- [What you should do]:
Starting with the first line of the items and ending with the line that contains "price-gbp: (£72.99) bbox=[376, 105, 414, 116]", give every line as a numbered list, skipping any blank lines.

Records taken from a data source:
* BEGIN *
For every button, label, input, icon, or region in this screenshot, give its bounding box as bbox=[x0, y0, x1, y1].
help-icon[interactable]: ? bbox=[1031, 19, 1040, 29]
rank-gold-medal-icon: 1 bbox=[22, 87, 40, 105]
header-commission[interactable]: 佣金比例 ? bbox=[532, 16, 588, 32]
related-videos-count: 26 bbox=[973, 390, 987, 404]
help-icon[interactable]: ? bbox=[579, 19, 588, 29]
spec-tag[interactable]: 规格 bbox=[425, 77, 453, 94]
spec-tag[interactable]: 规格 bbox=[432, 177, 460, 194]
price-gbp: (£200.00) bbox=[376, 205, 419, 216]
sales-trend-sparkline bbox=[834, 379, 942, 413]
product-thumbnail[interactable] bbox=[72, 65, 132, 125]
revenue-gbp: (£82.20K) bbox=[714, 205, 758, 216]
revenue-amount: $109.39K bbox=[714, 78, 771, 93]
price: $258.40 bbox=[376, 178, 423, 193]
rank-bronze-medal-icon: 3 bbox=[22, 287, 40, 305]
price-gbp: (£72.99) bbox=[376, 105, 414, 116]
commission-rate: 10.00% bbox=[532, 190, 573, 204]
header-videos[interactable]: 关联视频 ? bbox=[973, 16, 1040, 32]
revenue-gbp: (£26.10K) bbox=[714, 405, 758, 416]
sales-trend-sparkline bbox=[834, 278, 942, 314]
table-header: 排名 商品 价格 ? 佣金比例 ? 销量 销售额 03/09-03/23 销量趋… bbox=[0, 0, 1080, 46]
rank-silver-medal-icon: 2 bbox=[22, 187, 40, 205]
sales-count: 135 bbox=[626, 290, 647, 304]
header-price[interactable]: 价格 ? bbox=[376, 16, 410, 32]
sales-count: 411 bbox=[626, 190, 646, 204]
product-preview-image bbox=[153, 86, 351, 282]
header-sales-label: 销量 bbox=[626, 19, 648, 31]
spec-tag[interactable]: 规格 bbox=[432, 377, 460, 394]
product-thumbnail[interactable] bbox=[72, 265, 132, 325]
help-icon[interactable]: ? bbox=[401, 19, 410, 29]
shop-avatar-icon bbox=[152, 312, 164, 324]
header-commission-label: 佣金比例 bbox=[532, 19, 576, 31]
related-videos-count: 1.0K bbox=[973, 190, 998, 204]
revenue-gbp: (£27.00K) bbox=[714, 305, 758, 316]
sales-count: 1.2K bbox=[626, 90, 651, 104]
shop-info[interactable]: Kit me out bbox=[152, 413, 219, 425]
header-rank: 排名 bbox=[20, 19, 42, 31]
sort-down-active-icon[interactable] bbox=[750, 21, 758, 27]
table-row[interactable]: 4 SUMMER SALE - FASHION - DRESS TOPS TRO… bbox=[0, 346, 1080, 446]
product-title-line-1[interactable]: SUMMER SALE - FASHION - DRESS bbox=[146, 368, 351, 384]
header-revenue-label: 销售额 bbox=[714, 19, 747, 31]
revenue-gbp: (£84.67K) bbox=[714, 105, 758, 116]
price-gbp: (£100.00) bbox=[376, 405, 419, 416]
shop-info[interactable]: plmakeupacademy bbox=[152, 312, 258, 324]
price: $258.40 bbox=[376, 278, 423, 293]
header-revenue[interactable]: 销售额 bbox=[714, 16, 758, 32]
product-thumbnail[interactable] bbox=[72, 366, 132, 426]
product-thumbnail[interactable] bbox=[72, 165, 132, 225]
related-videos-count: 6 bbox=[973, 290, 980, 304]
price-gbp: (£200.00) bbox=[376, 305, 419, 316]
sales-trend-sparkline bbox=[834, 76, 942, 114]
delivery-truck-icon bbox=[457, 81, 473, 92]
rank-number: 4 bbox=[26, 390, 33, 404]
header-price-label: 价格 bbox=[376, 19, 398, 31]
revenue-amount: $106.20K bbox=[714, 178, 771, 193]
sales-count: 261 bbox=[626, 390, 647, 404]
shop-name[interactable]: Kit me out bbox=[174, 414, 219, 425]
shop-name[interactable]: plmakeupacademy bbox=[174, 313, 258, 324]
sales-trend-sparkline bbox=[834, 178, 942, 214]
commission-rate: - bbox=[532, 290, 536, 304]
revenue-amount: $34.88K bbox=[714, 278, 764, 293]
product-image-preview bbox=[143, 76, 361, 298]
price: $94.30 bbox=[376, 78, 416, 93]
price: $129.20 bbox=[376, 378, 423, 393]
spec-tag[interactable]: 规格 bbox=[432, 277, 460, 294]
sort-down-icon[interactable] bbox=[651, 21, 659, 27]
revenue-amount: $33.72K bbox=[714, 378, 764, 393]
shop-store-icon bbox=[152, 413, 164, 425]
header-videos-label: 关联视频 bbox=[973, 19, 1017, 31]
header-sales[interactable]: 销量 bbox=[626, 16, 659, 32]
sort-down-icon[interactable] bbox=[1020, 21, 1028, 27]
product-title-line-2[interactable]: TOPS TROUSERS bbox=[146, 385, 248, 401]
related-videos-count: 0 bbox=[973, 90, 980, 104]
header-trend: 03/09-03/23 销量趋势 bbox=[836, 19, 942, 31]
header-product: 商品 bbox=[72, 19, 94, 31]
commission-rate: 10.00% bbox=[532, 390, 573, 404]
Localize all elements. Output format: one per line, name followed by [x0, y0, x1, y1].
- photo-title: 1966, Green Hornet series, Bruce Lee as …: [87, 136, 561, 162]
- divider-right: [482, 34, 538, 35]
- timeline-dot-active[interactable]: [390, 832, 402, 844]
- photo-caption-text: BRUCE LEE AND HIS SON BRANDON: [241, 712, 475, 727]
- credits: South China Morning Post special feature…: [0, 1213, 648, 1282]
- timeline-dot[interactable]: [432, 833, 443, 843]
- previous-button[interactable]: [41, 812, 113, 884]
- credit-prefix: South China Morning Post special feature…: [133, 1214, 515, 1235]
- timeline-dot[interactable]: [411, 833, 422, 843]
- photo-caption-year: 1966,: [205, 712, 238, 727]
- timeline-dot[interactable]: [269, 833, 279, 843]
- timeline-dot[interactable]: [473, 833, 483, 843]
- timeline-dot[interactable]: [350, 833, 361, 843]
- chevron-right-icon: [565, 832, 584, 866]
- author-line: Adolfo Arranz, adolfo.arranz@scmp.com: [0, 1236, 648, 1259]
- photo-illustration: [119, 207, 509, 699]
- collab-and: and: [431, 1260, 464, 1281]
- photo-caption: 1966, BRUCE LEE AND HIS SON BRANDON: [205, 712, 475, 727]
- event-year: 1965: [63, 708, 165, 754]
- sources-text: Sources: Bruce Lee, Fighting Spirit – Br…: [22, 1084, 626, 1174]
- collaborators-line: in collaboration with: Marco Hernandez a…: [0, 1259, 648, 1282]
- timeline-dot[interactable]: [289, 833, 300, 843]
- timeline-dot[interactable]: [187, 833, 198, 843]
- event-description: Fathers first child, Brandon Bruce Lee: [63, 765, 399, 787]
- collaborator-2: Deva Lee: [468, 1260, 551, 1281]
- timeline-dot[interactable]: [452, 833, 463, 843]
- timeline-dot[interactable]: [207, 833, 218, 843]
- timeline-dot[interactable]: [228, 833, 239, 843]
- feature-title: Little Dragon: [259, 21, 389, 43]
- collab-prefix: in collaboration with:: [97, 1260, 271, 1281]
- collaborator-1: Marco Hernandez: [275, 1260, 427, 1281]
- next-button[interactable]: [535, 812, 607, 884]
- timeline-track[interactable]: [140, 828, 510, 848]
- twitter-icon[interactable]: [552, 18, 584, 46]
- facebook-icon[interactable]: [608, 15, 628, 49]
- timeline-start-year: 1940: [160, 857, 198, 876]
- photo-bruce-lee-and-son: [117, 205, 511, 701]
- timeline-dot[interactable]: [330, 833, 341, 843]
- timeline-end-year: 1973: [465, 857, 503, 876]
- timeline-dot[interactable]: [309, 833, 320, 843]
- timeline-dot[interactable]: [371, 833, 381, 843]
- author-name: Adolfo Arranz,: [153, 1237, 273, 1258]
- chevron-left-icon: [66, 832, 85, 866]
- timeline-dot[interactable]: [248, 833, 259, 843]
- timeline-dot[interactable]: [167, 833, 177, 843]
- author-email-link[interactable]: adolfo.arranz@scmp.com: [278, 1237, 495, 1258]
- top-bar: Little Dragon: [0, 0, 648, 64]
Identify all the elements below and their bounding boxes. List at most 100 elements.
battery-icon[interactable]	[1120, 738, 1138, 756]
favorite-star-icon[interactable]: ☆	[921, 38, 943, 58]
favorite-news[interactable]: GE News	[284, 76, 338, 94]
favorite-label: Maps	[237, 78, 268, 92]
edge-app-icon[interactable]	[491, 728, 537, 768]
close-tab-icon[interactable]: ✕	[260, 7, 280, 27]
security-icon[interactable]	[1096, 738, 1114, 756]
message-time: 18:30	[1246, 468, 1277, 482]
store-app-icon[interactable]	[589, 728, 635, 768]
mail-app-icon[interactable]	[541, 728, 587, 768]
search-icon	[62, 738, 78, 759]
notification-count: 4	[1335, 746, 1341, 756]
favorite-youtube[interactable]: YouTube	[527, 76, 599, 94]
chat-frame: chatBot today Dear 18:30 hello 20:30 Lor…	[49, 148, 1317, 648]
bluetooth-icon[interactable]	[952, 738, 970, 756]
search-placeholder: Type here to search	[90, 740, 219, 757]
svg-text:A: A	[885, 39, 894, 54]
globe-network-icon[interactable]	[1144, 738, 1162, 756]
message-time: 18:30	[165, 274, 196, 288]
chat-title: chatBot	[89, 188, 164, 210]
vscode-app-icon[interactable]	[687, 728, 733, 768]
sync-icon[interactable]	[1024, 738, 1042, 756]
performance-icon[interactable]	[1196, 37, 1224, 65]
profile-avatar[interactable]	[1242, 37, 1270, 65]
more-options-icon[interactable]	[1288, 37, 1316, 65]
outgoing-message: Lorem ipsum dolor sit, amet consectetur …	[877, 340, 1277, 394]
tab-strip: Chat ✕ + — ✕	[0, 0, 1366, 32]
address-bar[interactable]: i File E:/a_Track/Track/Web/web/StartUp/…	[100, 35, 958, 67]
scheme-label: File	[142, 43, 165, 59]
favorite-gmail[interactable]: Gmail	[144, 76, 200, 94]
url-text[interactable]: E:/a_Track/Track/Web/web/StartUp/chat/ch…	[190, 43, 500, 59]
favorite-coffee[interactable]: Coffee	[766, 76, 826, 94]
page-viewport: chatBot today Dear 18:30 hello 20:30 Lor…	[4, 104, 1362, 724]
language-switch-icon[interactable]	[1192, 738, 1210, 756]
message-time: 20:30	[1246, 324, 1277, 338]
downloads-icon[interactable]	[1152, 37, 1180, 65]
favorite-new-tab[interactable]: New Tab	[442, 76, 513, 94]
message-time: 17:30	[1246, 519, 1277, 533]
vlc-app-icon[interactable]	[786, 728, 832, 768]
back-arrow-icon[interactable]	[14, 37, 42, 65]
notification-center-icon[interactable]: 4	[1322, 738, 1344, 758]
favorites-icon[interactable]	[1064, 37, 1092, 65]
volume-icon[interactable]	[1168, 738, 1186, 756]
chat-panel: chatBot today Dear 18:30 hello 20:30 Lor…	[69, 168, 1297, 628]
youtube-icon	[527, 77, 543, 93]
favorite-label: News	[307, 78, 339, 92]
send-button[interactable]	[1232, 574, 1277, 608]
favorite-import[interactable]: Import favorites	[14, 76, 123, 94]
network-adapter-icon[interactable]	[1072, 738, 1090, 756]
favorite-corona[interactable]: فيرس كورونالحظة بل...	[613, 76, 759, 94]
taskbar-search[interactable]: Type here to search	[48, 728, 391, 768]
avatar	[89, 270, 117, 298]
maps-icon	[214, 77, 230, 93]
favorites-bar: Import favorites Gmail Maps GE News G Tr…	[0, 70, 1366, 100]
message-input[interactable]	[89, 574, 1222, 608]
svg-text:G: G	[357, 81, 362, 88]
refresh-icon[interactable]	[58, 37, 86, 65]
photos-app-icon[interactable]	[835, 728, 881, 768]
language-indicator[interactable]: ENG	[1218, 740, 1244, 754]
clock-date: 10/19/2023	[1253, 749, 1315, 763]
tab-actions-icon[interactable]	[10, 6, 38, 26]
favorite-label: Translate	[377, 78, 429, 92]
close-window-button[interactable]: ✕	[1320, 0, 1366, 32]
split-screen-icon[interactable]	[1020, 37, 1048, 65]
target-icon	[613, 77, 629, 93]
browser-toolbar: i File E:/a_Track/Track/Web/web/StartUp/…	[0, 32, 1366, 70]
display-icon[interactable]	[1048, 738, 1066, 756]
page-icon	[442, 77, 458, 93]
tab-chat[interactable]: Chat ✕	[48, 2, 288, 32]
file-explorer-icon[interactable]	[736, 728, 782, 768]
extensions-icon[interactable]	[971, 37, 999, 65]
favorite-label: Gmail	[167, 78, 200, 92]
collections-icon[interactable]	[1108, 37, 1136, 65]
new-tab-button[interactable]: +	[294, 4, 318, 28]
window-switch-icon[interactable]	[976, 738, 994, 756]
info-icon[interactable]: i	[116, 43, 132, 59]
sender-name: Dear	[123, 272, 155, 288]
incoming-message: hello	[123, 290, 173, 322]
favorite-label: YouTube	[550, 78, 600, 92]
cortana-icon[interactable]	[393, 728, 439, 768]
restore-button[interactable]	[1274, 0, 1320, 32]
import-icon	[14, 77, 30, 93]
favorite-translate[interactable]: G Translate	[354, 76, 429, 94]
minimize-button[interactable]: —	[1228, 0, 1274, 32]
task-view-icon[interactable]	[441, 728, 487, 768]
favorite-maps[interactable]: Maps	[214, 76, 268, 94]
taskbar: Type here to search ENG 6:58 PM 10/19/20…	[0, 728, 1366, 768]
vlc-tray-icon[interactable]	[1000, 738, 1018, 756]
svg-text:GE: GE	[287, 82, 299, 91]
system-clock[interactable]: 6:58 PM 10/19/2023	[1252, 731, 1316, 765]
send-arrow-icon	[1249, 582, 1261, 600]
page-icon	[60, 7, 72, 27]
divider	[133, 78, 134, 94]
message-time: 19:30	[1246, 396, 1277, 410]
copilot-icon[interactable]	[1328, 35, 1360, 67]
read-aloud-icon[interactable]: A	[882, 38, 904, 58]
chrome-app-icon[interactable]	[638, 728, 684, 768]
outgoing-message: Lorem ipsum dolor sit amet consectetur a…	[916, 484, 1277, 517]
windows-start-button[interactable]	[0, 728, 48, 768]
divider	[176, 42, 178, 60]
* END *
- [Answer to the exercise]:
1. For every button, label, input, icon, or region in this screenshot, give its bounding box as bbox=[x0, y0, x1, y1].
2. help-icon[interactable]: ? bbox=[1031, 19, 1040, 29]
3. rank-gold-medal-icon: 1 bbox=[22, 87, 40, 105]
4. header-commission[interactable]: 佣金比例 ? bbox=[532, 16, 588, 32]
5. related-videos-count: 26 bbox=[973, 390, 987, 404]
6. help-icon[interactable]: ? bbox=[579, 19, 588, 29]
7. spec-tag[interactable]: 规格 bbox=[425, 77, 453, 94]
8. spec-tag[interactable]: 规格 bbox=[432, 177, 460, 194]
9. price-gbp: (£200.00) bbox=[376, 205, 419, 216]
10. sales-trend-sparkline bbox=[834, 379, 942, 413]
11. product-thumbnail[interactable] bbox=[72, 65, 132, 125]
12. revenue-gbp: (£82.20K) bbox=[714, 205, 758, 216]
13. revenue-amount: $109.39K bbox=[714, 78, 771, 93]
14. price: $258.40 bbox=[376, 178, 423, 193]
15. rank-bronze-medal-icon: 3 bbox=[22, 287, 40, 305]
16. price-gbp: (£72.99) bbox=[376, 105, 414, 116]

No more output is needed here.